══ The input
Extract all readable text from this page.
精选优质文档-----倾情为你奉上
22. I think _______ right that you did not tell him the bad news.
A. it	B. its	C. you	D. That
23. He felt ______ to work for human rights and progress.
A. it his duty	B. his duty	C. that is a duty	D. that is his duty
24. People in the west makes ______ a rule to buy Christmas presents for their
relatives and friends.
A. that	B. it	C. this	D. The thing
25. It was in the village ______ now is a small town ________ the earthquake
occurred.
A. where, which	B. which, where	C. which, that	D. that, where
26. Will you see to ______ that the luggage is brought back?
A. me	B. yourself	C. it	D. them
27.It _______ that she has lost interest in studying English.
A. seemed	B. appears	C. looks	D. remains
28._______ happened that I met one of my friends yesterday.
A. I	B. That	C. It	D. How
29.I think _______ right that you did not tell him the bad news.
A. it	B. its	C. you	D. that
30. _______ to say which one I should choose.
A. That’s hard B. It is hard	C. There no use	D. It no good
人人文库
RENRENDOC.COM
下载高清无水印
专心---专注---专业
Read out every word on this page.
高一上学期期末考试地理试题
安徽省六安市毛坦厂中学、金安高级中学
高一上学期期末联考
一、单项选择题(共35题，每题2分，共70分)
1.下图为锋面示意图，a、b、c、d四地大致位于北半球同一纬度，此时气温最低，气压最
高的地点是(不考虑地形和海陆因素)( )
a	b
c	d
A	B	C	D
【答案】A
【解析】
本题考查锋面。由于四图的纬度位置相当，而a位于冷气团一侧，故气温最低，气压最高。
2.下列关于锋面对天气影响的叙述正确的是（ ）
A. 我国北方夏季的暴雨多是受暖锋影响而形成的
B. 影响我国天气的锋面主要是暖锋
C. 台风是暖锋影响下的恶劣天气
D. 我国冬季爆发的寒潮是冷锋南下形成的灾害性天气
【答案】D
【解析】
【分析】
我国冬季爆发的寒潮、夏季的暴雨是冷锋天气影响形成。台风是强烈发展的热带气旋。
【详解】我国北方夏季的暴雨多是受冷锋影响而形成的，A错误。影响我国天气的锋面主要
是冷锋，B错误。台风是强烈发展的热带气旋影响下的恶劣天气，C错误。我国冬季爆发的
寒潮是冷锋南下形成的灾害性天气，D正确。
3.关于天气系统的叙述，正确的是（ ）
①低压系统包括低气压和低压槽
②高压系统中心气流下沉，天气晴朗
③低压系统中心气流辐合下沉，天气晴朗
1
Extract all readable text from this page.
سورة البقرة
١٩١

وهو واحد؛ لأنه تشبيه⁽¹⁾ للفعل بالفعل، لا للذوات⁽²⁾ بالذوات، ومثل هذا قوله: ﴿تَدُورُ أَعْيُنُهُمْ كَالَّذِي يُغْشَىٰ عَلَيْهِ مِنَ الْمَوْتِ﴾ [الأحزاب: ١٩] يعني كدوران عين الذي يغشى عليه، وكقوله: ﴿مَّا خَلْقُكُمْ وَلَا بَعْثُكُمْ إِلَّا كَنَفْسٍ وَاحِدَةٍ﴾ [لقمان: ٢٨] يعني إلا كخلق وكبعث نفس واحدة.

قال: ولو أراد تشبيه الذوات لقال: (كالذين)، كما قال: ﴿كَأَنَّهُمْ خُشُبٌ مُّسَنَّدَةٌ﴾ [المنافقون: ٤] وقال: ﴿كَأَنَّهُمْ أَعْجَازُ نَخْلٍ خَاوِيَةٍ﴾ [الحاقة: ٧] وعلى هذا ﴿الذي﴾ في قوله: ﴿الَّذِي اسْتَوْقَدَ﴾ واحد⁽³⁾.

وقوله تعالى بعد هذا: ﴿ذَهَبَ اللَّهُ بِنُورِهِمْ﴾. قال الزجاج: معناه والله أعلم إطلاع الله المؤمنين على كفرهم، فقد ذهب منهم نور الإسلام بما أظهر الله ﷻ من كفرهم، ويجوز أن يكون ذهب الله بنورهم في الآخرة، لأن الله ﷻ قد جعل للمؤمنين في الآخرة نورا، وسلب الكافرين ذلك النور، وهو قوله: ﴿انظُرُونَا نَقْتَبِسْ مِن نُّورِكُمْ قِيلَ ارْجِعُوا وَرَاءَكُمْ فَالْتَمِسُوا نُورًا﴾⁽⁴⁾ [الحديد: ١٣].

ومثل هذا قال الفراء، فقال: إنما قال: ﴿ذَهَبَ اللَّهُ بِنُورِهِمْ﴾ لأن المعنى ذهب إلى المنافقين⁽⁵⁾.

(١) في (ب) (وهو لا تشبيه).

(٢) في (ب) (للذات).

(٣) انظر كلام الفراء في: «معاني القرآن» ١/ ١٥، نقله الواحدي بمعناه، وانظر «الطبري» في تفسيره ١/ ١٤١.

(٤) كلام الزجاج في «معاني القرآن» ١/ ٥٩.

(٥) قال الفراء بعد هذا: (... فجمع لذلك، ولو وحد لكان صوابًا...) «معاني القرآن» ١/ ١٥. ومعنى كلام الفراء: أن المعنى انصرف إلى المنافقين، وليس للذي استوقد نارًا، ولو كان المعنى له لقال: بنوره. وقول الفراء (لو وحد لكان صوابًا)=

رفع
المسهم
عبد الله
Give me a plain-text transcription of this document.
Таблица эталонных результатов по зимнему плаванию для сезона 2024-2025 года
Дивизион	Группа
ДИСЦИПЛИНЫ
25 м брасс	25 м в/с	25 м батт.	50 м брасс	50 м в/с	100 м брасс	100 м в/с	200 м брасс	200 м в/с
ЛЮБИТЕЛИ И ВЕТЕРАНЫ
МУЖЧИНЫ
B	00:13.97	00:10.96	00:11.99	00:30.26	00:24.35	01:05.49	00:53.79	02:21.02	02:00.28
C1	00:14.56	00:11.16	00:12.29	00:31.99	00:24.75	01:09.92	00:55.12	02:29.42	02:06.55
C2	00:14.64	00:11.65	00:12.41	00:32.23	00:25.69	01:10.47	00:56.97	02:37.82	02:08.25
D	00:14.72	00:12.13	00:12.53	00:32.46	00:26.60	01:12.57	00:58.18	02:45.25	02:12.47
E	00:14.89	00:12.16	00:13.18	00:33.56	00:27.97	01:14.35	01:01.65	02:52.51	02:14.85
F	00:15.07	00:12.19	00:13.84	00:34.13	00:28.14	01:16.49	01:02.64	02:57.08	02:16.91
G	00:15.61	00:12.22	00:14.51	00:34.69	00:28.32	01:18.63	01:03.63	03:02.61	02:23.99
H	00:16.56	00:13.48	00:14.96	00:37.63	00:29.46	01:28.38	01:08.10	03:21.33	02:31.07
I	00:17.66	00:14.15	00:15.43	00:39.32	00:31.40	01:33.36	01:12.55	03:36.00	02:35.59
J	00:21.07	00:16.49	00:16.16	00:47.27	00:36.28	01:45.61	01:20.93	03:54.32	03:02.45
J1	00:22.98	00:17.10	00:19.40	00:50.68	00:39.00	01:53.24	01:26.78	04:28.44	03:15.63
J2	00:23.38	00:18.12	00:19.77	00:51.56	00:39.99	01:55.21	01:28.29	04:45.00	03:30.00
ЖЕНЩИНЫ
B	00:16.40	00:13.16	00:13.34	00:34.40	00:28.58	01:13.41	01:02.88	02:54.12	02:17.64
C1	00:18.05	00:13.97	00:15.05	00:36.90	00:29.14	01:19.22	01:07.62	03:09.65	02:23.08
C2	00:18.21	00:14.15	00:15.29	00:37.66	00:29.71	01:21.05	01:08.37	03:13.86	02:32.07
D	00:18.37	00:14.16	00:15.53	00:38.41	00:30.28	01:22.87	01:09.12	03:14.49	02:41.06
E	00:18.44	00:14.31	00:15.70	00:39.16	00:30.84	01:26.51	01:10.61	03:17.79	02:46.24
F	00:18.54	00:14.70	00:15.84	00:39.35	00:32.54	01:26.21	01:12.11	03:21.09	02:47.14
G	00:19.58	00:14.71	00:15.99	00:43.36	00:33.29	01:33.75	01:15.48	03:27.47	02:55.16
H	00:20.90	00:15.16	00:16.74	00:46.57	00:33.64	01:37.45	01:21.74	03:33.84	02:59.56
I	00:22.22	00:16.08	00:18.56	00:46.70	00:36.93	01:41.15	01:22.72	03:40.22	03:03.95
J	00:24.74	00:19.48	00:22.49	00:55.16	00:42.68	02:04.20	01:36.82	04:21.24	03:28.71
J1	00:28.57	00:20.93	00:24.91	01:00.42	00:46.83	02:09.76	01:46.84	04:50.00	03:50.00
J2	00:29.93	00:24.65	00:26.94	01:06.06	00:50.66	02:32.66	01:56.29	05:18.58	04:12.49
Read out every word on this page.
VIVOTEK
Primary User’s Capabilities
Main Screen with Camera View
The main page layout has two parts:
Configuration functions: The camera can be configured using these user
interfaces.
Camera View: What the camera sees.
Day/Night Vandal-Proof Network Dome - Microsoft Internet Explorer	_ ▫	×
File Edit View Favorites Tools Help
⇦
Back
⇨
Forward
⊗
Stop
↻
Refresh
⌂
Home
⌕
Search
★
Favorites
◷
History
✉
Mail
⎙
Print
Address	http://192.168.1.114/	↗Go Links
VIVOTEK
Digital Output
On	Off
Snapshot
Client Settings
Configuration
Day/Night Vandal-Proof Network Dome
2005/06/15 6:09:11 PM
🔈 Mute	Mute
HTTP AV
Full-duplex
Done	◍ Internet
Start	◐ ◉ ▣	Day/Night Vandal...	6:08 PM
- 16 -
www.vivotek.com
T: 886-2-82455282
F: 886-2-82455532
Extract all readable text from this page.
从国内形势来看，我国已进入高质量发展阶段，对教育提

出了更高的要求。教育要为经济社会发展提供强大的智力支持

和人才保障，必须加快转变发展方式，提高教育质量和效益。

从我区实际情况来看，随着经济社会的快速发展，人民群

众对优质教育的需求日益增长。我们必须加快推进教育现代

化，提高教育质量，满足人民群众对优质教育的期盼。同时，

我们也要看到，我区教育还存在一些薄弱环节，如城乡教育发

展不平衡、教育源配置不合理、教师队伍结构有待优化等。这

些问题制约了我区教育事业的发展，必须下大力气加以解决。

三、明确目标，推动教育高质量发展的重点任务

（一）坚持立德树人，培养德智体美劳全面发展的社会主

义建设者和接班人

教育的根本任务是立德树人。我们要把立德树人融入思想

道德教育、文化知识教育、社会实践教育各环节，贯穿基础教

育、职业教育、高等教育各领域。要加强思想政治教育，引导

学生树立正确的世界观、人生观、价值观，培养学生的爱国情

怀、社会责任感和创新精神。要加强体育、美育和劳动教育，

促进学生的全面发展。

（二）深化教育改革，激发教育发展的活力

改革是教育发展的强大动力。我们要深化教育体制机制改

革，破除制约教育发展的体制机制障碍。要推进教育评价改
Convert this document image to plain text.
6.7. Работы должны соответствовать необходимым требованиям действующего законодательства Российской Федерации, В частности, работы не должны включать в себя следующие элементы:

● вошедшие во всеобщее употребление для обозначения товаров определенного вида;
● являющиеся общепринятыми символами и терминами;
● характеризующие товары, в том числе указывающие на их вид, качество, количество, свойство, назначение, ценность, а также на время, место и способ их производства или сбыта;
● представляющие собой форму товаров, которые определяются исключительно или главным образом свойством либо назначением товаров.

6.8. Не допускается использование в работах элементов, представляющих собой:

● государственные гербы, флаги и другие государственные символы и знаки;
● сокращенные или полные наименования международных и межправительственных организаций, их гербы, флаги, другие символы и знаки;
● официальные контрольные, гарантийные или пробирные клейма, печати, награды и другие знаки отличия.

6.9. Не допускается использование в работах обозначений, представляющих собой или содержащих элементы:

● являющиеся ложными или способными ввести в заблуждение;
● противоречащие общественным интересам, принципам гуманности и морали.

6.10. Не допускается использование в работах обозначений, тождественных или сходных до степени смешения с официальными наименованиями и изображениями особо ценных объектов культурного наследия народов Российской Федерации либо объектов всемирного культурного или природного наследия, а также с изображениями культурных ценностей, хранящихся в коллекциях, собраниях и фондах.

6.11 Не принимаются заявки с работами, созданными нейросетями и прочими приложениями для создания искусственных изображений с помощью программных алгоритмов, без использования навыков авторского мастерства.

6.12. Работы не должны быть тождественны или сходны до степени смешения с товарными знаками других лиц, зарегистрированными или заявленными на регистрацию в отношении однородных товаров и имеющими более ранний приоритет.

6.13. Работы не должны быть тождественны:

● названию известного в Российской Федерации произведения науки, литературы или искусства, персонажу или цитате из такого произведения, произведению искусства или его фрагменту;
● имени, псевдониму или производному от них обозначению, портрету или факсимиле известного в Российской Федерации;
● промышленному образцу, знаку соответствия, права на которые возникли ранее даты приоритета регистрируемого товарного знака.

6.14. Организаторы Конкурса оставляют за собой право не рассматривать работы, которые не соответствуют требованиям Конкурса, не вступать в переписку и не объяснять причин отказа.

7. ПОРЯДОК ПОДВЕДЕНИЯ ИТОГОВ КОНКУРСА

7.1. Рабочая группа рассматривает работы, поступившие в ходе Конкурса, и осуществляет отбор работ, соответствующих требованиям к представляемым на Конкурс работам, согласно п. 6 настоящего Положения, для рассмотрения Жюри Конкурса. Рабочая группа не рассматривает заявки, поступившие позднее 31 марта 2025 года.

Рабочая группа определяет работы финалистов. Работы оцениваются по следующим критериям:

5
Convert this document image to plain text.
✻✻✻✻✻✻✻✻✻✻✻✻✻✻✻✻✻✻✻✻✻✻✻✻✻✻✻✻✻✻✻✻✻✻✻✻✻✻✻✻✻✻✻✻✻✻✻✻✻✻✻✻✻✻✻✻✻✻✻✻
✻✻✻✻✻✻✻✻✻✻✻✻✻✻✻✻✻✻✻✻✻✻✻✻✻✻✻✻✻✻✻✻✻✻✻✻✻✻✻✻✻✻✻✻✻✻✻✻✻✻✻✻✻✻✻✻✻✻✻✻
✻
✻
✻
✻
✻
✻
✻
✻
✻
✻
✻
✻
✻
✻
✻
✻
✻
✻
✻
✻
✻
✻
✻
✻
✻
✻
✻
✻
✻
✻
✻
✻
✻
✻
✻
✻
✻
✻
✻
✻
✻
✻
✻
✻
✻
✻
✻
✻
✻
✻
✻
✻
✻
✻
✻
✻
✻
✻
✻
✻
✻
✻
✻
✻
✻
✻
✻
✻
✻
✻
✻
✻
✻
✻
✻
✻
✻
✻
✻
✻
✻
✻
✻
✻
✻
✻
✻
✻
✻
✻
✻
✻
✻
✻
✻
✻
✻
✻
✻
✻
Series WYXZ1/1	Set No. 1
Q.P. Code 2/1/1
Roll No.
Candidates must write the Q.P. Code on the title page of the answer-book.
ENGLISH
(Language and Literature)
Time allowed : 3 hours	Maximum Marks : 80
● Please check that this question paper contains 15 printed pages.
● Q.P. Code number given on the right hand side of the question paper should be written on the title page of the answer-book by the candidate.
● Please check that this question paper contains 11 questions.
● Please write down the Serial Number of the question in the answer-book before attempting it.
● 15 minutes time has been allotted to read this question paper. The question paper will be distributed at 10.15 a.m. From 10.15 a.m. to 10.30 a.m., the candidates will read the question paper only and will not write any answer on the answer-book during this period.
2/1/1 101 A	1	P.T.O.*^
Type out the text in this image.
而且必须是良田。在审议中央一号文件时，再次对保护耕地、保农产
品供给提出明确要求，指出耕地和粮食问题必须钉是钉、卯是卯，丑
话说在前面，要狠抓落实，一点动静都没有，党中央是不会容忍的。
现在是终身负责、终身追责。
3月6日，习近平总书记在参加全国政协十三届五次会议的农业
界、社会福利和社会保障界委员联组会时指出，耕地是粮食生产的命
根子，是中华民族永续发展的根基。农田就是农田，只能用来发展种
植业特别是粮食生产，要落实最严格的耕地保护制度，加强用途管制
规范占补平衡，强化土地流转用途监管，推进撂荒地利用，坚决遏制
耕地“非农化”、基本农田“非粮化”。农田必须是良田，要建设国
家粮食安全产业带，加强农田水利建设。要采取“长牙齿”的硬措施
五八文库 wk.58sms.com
════
Find the word "смешения" in the data and show each line that holds it.

Solution for this task
6.10. Не допускается использование в работах обозначений, тождественных или сходных до степени смешения с официальными наименованиями и изображениями особо ценных объектов культурного наследия народов Российской Федерации либо объектов всемирного культурного или природного наследия, а также с изображениями культурных ценностей, хранящихся в коллекциях, собраниях и фондах.
6.12. Работы не должны быть тождественны или сходны до степени смешения с товарными знаками других лиц, зарегистрированными или заявленными на регистрацию в отношении однородных товаров и имеющими более ранний приоритет.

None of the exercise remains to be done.